-- start Document text --
If a different index was selected for the basic search, such as “title”, as soon as the user engages one of the more search options fields, the main search field reverts back to “all”, locks it in, and migrates the value that was there into its respective input in the advanced search form. This allows the user to explore the options without switching to it without intent.

Users, in usability testing, thought format and location limits would be in the basic search’s index dropdown or in the more search options.

New search

Search with limits
New search modal

One feature native catalogs consistently offer is the ability to perform a “new search” or “start over” (using III’s Millennium interface as an example). However, we observed NO ONE used the button unless explicitly instructed to. If performing a string of different queries, nearly every user simply changed the keywords. So the button got the boot. It didn’t have anywhere to link to anyway, since the search box didn’t have a home of its own.
-- end Document text --
-- start Dataset extract --
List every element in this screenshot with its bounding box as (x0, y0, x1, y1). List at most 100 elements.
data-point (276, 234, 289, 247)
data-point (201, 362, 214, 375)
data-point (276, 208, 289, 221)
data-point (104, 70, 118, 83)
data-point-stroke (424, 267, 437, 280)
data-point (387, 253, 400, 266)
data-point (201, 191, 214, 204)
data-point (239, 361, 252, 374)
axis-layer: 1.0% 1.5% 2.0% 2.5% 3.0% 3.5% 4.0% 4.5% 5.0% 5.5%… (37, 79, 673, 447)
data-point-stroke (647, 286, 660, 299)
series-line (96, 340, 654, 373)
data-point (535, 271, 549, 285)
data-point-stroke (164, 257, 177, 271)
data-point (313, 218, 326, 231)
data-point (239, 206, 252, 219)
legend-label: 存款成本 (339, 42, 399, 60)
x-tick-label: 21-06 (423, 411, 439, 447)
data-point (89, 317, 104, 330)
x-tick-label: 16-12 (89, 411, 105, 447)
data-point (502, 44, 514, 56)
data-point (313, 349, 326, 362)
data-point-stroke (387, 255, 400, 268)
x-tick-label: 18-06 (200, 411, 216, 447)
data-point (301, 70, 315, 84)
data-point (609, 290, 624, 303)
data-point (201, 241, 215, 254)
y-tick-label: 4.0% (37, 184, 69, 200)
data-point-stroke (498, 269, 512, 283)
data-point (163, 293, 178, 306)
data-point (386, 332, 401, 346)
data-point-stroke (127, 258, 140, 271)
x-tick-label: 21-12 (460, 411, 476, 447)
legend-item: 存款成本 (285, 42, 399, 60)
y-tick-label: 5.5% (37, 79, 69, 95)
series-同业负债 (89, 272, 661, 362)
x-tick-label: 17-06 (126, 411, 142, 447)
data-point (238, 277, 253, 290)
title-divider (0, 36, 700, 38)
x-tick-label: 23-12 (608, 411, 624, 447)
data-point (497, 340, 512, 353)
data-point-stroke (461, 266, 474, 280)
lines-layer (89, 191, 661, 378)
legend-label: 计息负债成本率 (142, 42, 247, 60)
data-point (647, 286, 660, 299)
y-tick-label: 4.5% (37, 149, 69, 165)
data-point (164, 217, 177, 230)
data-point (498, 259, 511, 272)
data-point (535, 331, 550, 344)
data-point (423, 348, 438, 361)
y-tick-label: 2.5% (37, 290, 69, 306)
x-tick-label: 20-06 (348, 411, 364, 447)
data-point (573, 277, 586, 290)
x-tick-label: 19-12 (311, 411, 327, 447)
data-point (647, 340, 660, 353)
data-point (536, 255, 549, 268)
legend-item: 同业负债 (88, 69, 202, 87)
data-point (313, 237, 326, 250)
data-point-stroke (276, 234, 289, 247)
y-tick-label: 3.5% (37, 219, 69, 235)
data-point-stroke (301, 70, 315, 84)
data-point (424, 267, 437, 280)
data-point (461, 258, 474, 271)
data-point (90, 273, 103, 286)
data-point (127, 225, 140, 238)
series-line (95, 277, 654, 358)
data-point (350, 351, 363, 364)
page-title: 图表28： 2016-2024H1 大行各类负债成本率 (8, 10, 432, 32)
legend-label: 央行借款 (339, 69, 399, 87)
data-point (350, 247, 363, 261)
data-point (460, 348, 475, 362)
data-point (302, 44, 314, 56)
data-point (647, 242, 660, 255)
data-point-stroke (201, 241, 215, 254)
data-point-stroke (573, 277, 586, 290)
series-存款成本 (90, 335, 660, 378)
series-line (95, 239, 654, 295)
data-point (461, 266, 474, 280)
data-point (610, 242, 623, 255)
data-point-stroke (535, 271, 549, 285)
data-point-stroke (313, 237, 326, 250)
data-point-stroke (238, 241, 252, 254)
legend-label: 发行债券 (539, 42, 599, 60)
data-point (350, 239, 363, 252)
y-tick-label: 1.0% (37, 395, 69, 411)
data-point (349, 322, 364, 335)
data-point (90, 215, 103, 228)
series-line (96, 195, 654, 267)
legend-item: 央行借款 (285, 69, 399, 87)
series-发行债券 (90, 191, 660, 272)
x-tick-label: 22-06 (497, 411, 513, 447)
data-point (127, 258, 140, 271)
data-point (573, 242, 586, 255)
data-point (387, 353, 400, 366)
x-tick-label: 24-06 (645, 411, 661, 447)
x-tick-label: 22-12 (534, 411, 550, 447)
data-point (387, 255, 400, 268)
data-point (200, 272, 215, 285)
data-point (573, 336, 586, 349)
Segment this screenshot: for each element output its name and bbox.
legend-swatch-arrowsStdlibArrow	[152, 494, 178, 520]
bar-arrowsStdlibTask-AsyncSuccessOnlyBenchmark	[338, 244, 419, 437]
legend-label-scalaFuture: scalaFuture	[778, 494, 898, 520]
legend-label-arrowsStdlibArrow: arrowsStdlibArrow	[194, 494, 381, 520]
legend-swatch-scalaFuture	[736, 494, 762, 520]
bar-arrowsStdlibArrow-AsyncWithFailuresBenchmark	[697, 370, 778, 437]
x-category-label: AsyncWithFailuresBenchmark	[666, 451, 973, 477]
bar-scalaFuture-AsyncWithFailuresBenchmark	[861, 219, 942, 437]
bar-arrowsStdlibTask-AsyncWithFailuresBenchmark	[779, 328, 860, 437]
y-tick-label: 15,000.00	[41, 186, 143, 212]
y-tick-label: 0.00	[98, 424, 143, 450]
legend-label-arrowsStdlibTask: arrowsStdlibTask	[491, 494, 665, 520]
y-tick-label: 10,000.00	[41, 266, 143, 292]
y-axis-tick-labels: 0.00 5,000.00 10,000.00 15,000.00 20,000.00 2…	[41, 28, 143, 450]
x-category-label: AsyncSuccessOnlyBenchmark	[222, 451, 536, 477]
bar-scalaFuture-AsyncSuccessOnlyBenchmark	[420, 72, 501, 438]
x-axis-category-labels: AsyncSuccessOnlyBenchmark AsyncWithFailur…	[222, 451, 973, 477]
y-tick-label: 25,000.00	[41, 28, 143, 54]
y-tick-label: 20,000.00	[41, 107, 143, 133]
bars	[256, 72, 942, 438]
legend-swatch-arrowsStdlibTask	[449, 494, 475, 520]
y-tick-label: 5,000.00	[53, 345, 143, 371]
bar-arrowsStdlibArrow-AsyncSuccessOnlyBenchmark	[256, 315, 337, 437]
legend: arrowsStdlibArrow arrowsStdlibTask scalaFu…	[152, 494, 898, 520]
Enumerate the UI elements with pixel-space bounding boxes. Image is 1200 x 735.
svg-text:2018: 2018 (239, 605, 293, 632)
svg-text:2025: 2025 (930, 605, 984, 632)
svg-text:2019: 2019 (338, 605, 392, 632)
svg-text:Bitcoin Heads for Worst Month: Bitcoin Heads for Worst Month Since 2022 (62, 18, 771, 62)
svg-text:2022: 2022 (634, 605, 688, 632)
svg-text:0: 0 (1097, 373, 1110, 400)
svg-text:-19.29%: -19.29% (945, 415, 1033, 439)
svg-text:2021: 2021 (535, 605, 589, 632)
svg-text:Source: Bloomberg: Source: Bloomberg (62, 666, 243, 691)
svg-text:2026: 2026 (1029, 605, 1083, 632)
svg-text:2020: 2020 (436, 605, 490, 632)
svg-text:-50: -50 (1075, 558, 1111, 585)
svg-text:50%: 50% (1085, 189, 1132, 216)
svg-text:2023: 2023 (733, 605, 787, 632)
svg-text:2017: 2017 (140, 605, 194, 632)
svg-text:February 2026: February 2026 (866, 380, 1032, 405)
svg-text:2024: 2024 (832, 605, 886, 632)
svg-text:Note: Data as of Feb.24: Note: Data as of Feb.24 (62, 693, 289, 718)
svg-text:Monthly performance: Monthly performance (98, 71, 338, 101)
-- end Dataset extract --
» Stated exercise A
Copy the passage of the library catalog search text above from "Users, in usability" up to and including "of its own.".
» Stated exercise B
Continue the library catalog search text above, starting right after its last sentence.

» Expected answer A
Users, in usability testing, thought format and location limits would be in the basic search’s index dropdown or in the more search options.

New search

Search with limits
New search modal

One feature native catalogs consistently offer is the ability to perform a “new search” or “start over” (using III’s Millennium interface as an example). However, we observed NO ONE used the button unless explicitly instructed to. If performing a string of different queries, nearly every user simply changed the keywords. So the button got the boot. It didn’t have anywhere to link to anyway, since the search box didn’t have a home of its own.

» Expected answer B
But what about the searches we asked users to perform that encouraged use of limits? The limits were applied, but did the user intend to keep the limits and simply modify the existing keyword query, or was the user performing a whole new search? And did that new search intend to stay within the selected parameters (e.g. looking for this year’s English cookbooks to a new search for this year’s English dvds)? Who were we to tell the user how to do their searching?

My solution was to ask the user directly. If no limits were applied, changing the query doesn’t matter. We take the cognitive load off the user if they did apply limits and did not remember to remove them when switching gears by checking if limits were applied and if the query itself changed substantially (that is, if the root query was still in the search string, we leave the user alone). However, if limits were applied and the base query changed significantly, a “new search” modal comes up.

The modal presents the limits and offers the ability to uncheck any of them or simply remove them all by clicking the “Search no limits” button. For ease of use, the “Search with limits” is already in focus so power users (staff are most likely to find themselves in this situation when helping patrons find materials) can perform a search quickly hitting the enter key once to submit the search and once more to accept the “Search with limits” option.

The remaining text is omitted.